[Records from a collection]
* BEGIN *
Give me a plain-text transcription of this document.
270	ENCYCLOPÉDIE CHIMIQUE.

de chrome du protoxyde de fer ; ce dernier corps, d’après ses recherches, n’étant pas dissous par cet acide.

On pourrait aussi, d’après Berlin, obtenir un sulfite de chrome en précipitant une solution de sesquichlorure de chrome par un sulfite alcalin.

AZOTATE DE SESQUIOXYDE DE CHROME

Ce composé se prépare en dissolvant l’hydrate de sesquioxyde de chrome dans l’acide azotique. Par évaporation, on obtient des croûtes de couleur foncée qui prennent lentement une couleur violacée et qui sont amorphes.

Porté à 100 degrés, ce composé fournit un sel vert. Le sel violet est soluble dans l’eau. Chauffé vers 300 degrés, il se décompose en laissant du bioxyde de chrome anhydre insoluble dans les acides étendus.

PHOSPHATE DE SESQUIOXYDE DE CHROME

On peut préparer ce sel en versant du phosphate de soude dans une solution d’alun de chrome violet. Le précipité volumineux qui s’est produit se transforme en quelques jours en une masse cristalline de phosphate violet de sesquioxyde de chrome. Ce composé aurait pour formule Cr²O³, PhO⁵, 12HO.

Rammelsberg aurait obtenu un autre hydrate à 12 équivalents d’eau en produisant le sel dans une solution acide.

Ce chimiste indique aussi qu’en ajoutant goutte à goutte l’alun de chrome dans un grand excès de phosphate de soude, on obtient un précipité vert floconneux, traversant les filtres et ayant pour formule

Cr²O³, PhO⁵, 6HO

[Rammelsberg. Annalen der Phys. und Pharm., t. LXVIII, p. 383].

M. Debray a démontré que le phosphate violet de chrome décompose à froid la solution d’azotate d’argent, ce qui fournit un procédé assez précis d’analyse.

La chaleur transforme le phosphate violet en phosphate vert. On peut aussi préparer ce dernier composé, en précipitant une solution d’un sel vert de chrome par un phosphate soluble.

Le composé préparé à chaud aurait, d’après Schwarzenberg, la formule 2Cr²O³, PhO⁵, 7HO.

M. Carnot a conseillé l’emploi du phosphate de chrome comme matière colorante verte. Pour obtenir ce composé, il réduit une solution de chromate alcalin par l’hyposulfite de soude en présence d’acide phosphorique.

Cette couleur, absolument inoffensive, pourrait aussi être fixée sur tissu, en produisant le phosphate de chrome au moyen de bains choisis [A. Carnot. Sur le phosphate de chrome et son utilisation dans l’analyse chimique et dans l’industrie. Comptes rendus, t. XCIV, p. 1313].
* END *
GOAL >> Return all of the above records exactly, leaving no line out.

TASK ANSWER >>
Give me a plain-text transcription of this document.
270	ENCYCLOPÉDIE CHIMIQUE.

de chrome du protoxyde de fer ; ce dernier corps, d’après ses recherches, n’étant pas dissous par cet acide.

On pourrait aussi, d’après Berlin, obtenir un sulfite de chrome en précipitant une solution de sesquichlorure de chrome par un sulfite alcalin.

AZOTATE DE SESQUIOXYDE DE CHROME

Ce composé se prépare en dissolvant l’hydrate de sesquioxyde de chrome dans l’acide azotique. Par évaporation, on obtient des croûtes de couleur foncée qui prennent lentement une couleur violacée et qui sont amorphes.

Porté à 100 degrés, ce composé fournit un sel vert. Le sel violet est soluble dans l’eau. Chauffé vers 300 degrés, il se décompose en laissant du bioxyde de chrome anhydre insoluble dans les acides étendus.

PHOSPHATE DE SESQUIOXYDE DE CHROME

On peut préparer ce sel en versant du phosphate de soude dans une solution d’alun de chrome violet. Le précipité volumineux qui s’est produit se transforme en quelques jours en une masse cristalline de phosphate violet de sesquioxyde de chrome. Ce composé aurait pour formule Cr²O³, PhO⁵, 12HO.

Rammelsberg aurait obtenu un autre hydrate à 12 équivalents d’eau en produisant le sel dans une solution acide.

Ce chimiste indique aussi qu’en ajoutant goutte à goutte l’alun de chrome dans un grand excès de phosphate de soude, on obtient un précipité vert floconneux, traversant les filtres et ayant pour formule

Cr²O³, PhO⁵, 6HO

[Rammelsberg. Annalen der Phys. und Pharm., t. LXVIII, p. 383].

M. Debray a démontré que le phosphate violet de chrome décompose à froid la solution d’azotate d’argent, ce qui fournit un procédé assez précis d’analyse.

La chaleur transforme le phosphate violet en phosphate vert. On peut aussi préparer ce dernier composé, en précipitant une solution d’un sel vert de chrome par un phosphate soluble.

Le composé préparé à chaud aurait, d’après Schwarzenberg, la formule 2Cr²O³, PhO⁵, 7HO.

M. Carnot a conseillé l’emploi du phosphate de chrome comme matière colorante verte. Pour obtenir ce composé, il réduit une solution de chromate alcalin par l’hyposulfite de soude en présence d’acide phosphorique.

Cette couleur, absolument inoffensive, pourrait aussi être fixée sur tissu, en produisant le phosphate de chrome au moyen de bains choisis [A. Carnot. Sur le phosphate de chrome et son utilisation dans l’analyse chimique et dans l’industrie. Comptes rendus, t. XCIV, p. 1313].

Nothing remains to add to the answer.